## Stated problem
Print every entry, word for word, and skip the images.

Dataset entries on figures
::::
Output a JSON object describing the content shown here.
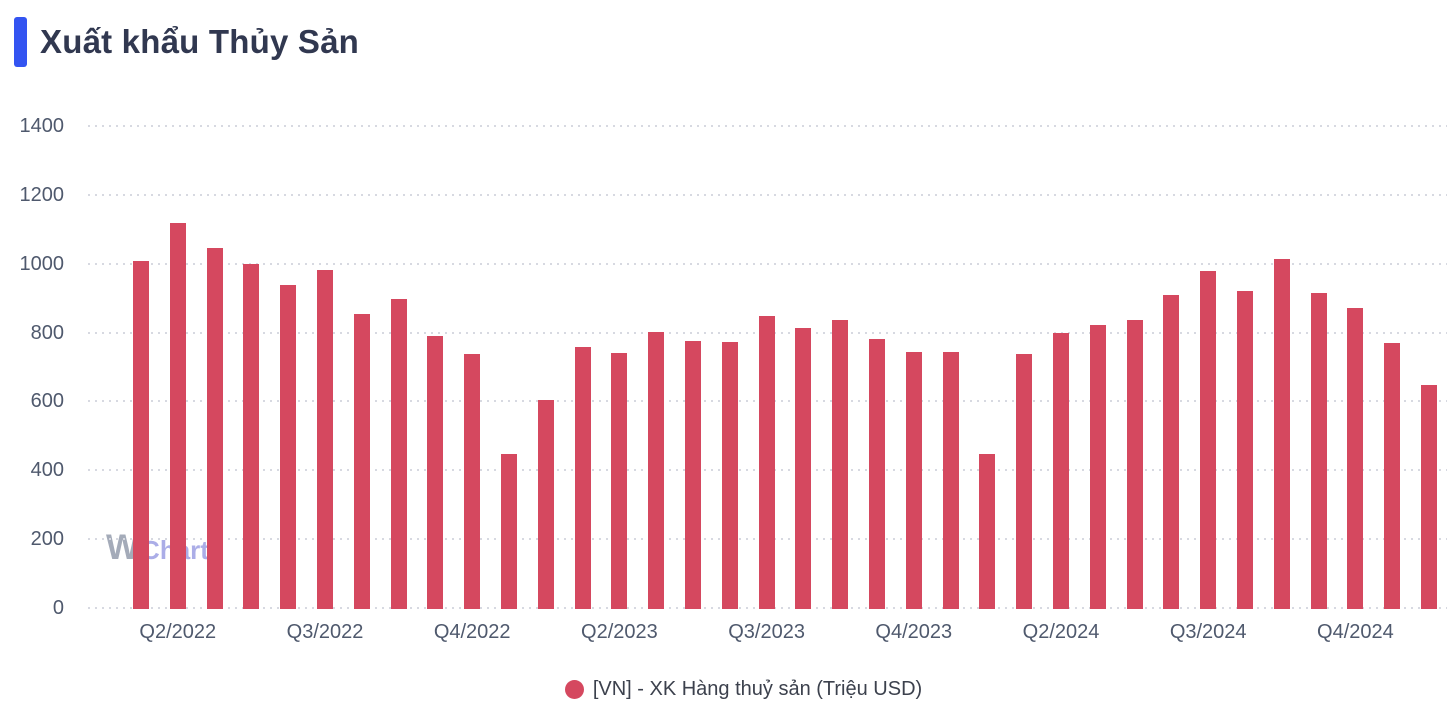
{
  "header": {
    "title": "Xuất khẩu Thủy Sản"
  },
  "watermark": {
    "part_w": "W",
    "part_chart": "Chart"
  },
  "legend": {
    "label": "[VN] - XK Hàng thuỷ sản (Triệu USD)"
  },
  "colors": {
    "accent": "#3354f1",
    "bar": "#d5485f",
    "grid": "#d7d9e1",
    "axis_label": "#4f596d",
    "title": "#313850",
    "legend_text": "#3c414d",
    "watermark_w": "#8e97a8",
    "watermark_chart": "#8f92e0",
    "watermark_dot": "#eda73f"
  },
  "chart_data": {
    "type": "bar",
    "title": "Xuất khẩu Thủy Sản",
    "unit": "Triệu USD",
    "series": [
      {
        "name": "[VN] - XK Hàng thuỷ sản (Triệu USD)",
        "color": "#d5485f",
        "values": [
          1012,
          1120,
          1048,
          1003,
          940,
          985,
          858,
          900,
          793,
          740,
          450,
          606,
          760,
          744,
          806,
          778,
          775,
          850,
          815,
          838,
          783,
          746,
          746,
          450,
          740,
          801,
          825,
          838,
          913,
          982,
          925,
          1017,
          919,
          873,
          772,
          651
        ]
      }
    ],
    "bar_count": 36,
    "x_tick_labels": [
      {
        "bar_index": 1,
        "label": "Q2/2022"
      },
      {
        "bar_index": 5,
        "label": "Q3/2022"
      },
      {
        "bar_index": 9,
        "label": "Q4/2022"
      },
      {
        "bar_index": 13,
        "label": "Q2/2023"
      },
      {
        "bar_index": 17,
        "label": "Q3/2023"
      },
      {
        "bar_index": 21,
        "label": "Q4/2023"
      },
      {
        "bar_index": 25,
        "label": "Q2/2024"
      },
      {
        "bar_index": 29,
        "label": "Q3/2024"
      },
      {
        "bar_index": 33,
        "label": "Q4/2024"
      }
    ],
    "y_ticks": [
      0,
      200,
      400,
      600,
      800,
      1000,
      1200,
      1400
    ],
    "ylim": [
      0,
      1400
    ],
    "xlabel": "",
    "ylabel": "",
    "grid": "horizontal-dotted",
    "legend_position": "bottom-center"
  }
}
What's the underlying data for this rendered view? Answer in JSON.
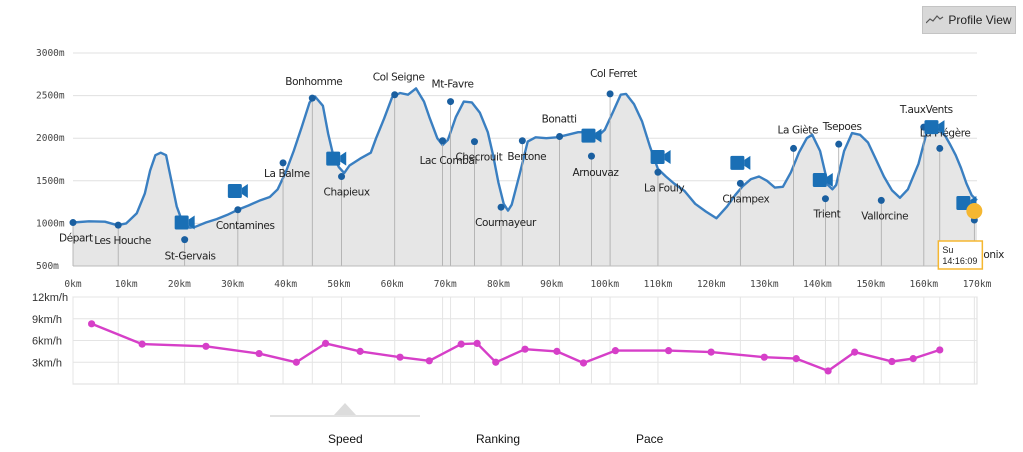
::::
## Task solution
Output a JSON object describing the content shown here.
{
  "header": {
    "title": "Xuất khẩu Thủy Sản"
  },
  "watermark": {
    "part_w": "W",
    "part_chart": "Chart"
  },
  "legend": {
    "label": "[VN] - XK Hàng thuỷ sản (Triệu USD)"
  },
  "colors": {
    "accent": "#3354f1",
    "bar": "#d5485f",
    "grid": "#d7d9e1",
    "axis_label": "#4f596d",
    "title": "#313850",
    "legend_text": "#3c414d",
    "watermark_w": "#8e97a8",
    "watermark_chart": "#8f92e0",
    "watermark_dot": "#eda73f"
  },
  "chart_data": {
    "type": "bar",
    "title": "Xuất khẩu Thủy Sản",
    "unit": "Triệu USD",
    "series": [
      {
        "name": "[VN] - XK Hàng thuỷ sản (Triệu USD)",
        "color": "#d5485f",
        "values": [
          1012,
          1120,
          1048,
          1003,
          940,
          985,
          858,
          900,
          793,
          740,
          450,
          606,
          760,
          744,
          806,
          778,
          775,
          850,
          815,
          838,
          783,
          746,
          746,
          450,
          740,
          801,
          825,
          838,
          913,
          982,
          925,
          1017,
          919,
          873,
          772,
          651
        ]
      }
    ],
    "bar_count": 36,
    "x_tick_labels": [
      {
        "bar_index": 1,
        "label": "Q2/2022"
      },
      {
        "bar_index": 5,
        "label": "Q3/2022"
      },
      {
        "bar_index": 9,
        "label": "Q4/2022"
      },
      {
        "bar_index": 13,
        "label": "Q2/2023"
      },
      {
        "bar_index": 17,
        "label": "Q3/2023"
      },
      {
        "bar_index": 21,
        "label": "Q4/2023"
      },
      {
        "bar_index": 25,
        "label": "Q2/2024"
      },
      {
        "bar_index": 29,
        "label": "Q3/2024"
      },
      {
        "bar_index": 33,
        "label": "Q4/2024"
      }
    ],
    "y_ticks": [
      0,
      200,
      400,
      600,
      800,
      1000,
      1200,
      1400
    ],
    "ylim": [
      0,
      1400
    ],
    "xlabel": "",
    "ylabel": "",
    "grid": "horizontal-dotted",
    "legend_position": "bottom-center"
  }
}
What's the underlying data for this rendered view? Answer in JSON.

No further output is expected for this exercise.